Task details: Output all the entries word for word. Omit the pictures.
━━━━━ Material shown
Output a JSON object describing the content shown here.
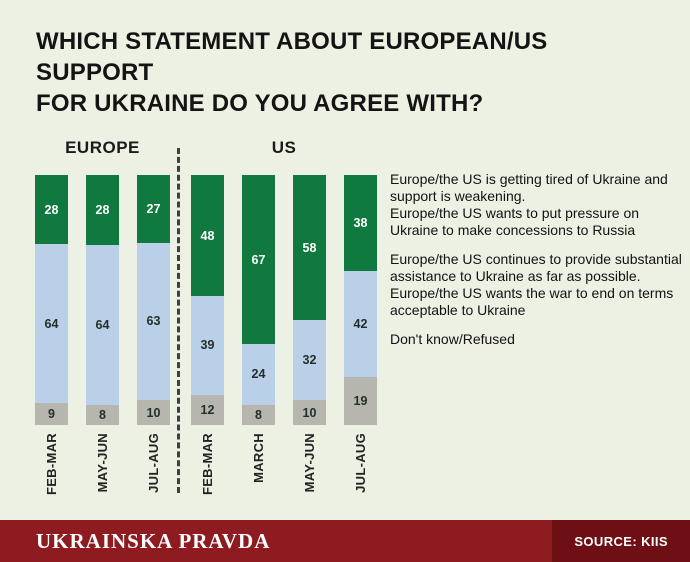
{
  "title": "WHICH STATEMENT ABOUT EUROPEAN/US SUPPORT\nFOR UKRAINE DO YOU AGREE WITH?",
  "colors": {
    "background": "#edf1e4",
    "green": "#10793f",
    "light_blue": "#bad0e8",
    "gray": "#b7b6ae",
    "footer_red": "#8e1b20",
    "source_red": "#6e1013"
  },
  "chart_data": {
    "type": "bar",
    "stacked": true,
    "unit": "%",
    "series_order": [
      "tired",
      "assistance",
      "refused"
    ],
    "series_colors": {
      "tired": "#10793f",
      "assistance": "#bad0e8",
      "refused": "#b7b6ae"
    },
    "series_labels": {
      "tired": "Europe/the US is getting tired of Ukraine and support is weakening.\nEurope/the US wants to put pressure on Ukraine to make concessions to Russia",
      "assistance": "Europe/the US continues to provide substantial assistance to Ukraine as far as possible.\nEurope/the US wants the war to end on terms acceptable to Ukraine",
      "refused": "Don't know/Refused"
    },
    "groups": [
      {
        "label": "EUROPE",
        "bars": [
          {
            "category": "FEB-MAR",
            "tired": 28,
            "assistance": 64,
            "refused": 9
          },
          {
            "category": "MAY-JUN",
            "tired": 28,
            "assistance": 64,
            "refused": 8
          },
          {
            "category": "JUL-AUG",
            "tired": 27,
            "assistance": 63,
            "refused": 10
          }
        ]
      },
      {
        "label": "US",
        "bars": [
          {
            "category": "FEB-MAR",
            "tired": 48,
            "assistance": 39,
            "refused": 12
          },
          {
            "category": "MARCH",
            "tired": 67,
            "assistance": 24,
            "refused": 8
          },
          {
            "category": "MAY-JUN",
            "tired": 58,
            "assistance": 32,
            "refused": 10
          },
          {
            "category": "JUL-AUG",
            "tired": 38,
            "assistance": 42,
            "refused": 19
          }
        ]
      }
    ]
  },
  "footer": {
    "brand": "UKRAINSKA PRAVDA",
    "source": "SOURCE: KIIS"
  }
}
━━━━━━━━━━
Correct answer:
Output a JSON object describing the content shown here.
{
  "title": "WHICH STATEMENT ABOUT EUROPEAN/US SUPPORT\nFOR UKRAINE DO YOU AGREE WITH?",
  "colors": {
    "background": "#edf1e4",
    "green": "#10793f",
    "light_blue": "#bad0e8",
    "gray": "#b7b6ae",
    "footer_red": "#8e1b20",
    "source_red": "#6e1013"
  },
  "chart_data": {
    "type": "bar",
    "stacked": true,
    "unit": "%",
    "series_order": [
      "tired",
      "assistance",
      "refused"
    ],
    "series_colors": {
      "tired": "#10793f",
      "assistance": "#bad0e8",
      "refused": "#b7b6ae"
    },
    "series_labels": {
      "tired": "Europe/the US is getting tired of Ukraine and support is weakening.\nEurope/the US wants to put pressure on Ukraine to make concessions to Russia",
      "assistance": "Europe/the US continues to provide substantial assistance to Ukraine as far as possible.\nEurope/the US wants the war to end on terms acceptable to Ukraine",
      "refused": "Don't know/Refused"
    },
    "groups": [
      {
        "label": "EUROPE",
        "bars": [
          {
            "category": "FEB-MAR",
            "tired": 28,
            "assistance": 64,
            "refused": 9
          },
          {
            "category": "MAY-JUN",
            "tired": 28,
            "assistance": 64,
            "refused": 8
          },
          {
            "category": "JUL-AUG",
            "tired": 27,
            "assistance": 63,
            "refused": 10
          }
        ]
      },
      {
        "label": "US",
        "bars": [
          {
            "category": "FEB-MAR",
            "tired": 48,
            "assistance": 39,
            "refused": 12
          },
          {
            "category": "MARCH",
            "tired": 67,
            "assistance": 24,
            "refused": 8
          },
          {
            "category": "MAY-JUN",
            "tired": 58,
            "assistance": 32,
            "refused": 10
          },
          {
            "category": "JUL-AUG",
            "tired": 38,
            "assistance": 42,
            "refused": 19
          }
        ]
      }
    ]
  },
  "footer": {
    "brand": "UKRAINSKA PRAVDA",
    "source": "SOURCE: KIIS"
  }
}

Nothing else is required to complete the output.